## STATED TASK
Leave out the pictures and transcribe the rest of the records exactly.

## PROVIDED INFORMATION
########
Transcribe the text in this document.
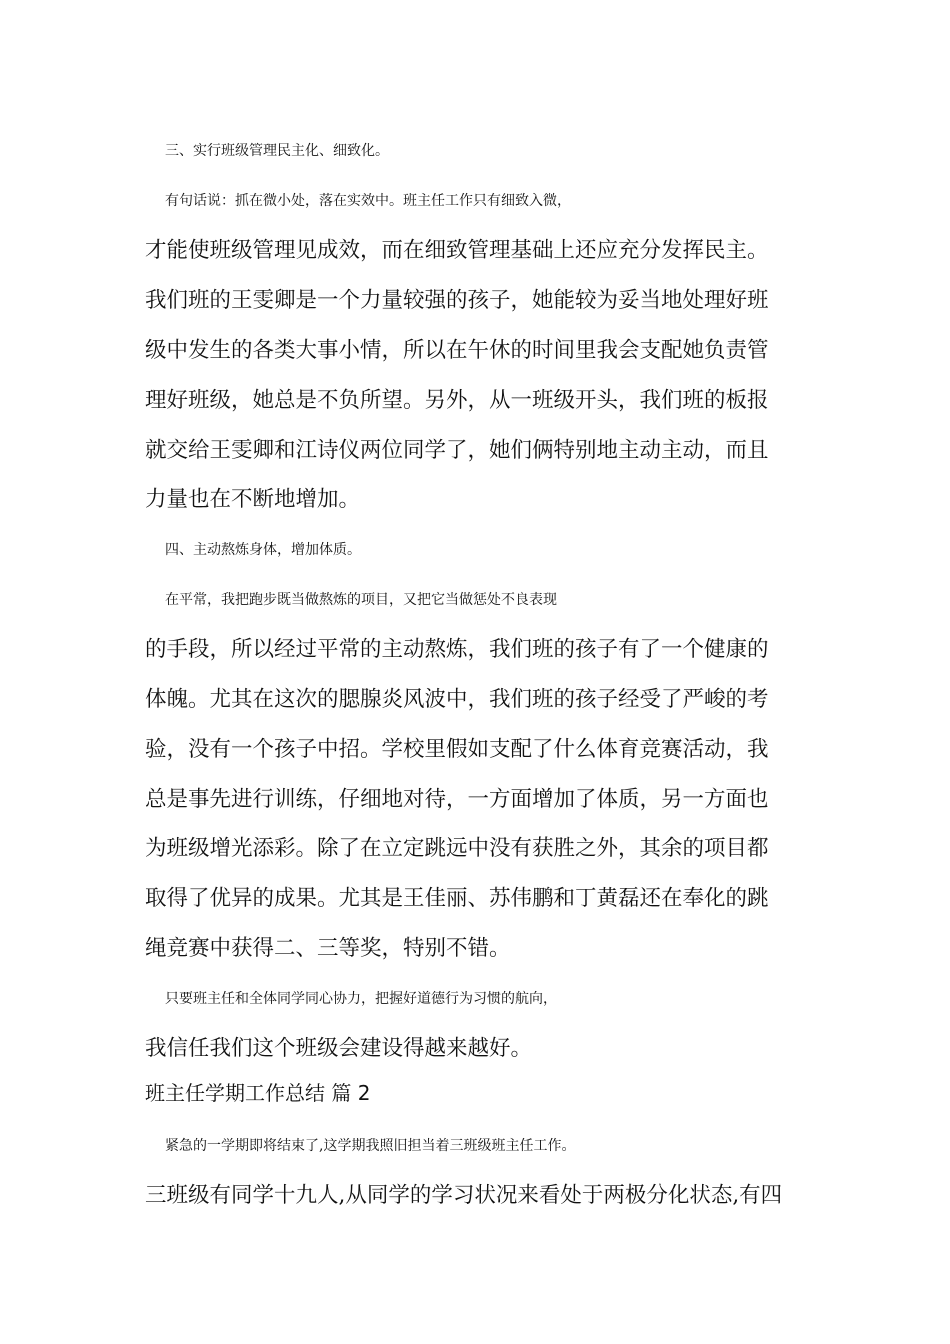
三、实行班级管理民主化、细致化。
有句话说：抓在微小处，落在实效中。班主任工作只有细致入微，
才能使班级管理见成效，而在细致管理基础上还应充分发挥民主。
我们班的王雯卿是一个力量较强的孩子，她能较为妥当地处理好班
级中发生的各类大事小情，所以在午休的时间里我会支配她负责管
理好班级，她总是不负所望。另外，从一班级开头，我们班的板报
就交给王雯卿和江诗仪两位同学了，她们俩特别地主动主动，而且
力量也在不断地增加。
四、主动熬炼身体，增加体质。
在平常，我把跑步既当做熬炼的项目，又把它当做惩处不良表现
的手段，所以经过平常的主动熬炼，我们班的孩子有了一个健康的
体魄。尤其在这次的腮腺炎风波中，我们班的孩子经受了严峻的考
验，没有一个孩子中招。学校里假如支配了什么体育竞赛活动，我
总是事先进行训练，仔细地对待，一方面增加了体质，另一方面也
为班级增光添彩。除了在立定跳远中没有获胜之外，其余的项目都
取得了优异的成果。尤其是王佳丽、苏伟鹏和丁黄磊还在奉化的跳
绳竞赛中获得二、三等奖，特别不错。
只要班主任和全体同学同心协力，把握好道德行为习惯的航向，
我信任我们这个班级会建设得越来越好。
班主任学期工作总结 篇 2
紧急的一学期即将结束了,这学期我照旧担当着三班级班主任工作。
三班级有同学十九人,从同学的学习状况来看处于两极分化状态,有四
########
## WORKED ANSWER
Transcribe the text in this document.
三、实行班级管理民主化、细致化。
有句话说：抓在微小处，落在实效中。班主任工作只有细致入微，
才能使班级管理见成效，而在细致管理基础上还应充分发挥民主。
我们班的王雯卿是一个力量较强的孩子，她能较为妥当地处理好班
级中发生的各类大事小情，所以在午休的时间里我会支配她负责管
理好班级，她总是不负所望。另外，从一班级开头，我们班的板报
就交给王雯卿和江诗仪两位同学了，她们俩特别地主动主动，而且
力量也在不断地增加。
四、主动熬炼身体，增加体质。
在平常，我把跑步既当做熬炼的项目，又把它当做惩处不良表现
的手段，所以经过平常的主动熬炼，我们班的孩子有了一个健康的
体魄。尤其在这次的腮腺炎风波中，我们班的孩子经受了严峻的考
验，没有一个孩子中招。学校里假如支配了什么体育竞赛活动，我
总是事先进行训练，仔细地对待，一方面增加了体质，另一方面也
为班级增光添彩。除了在立定跳远中没有获胜之外，其余的项目都
取得了优异的成果。尤其是王佳丽、苏伟鹏和丁黄磊还在奉化的跳
绳竞赛中获得二、三等奖，特别不错。
只要班主任和全体同学同心协力，把握好道德行为习惯的航向，
我信任我们这个班级会建设得越来越好。
班主任学期工作总结 篇 2
紧急的一学期即将结束了,这学期我照旧担当着三班级班主任工作。
三班级有同学十九人,从同学的学习状况来看处于两极分化状态,有四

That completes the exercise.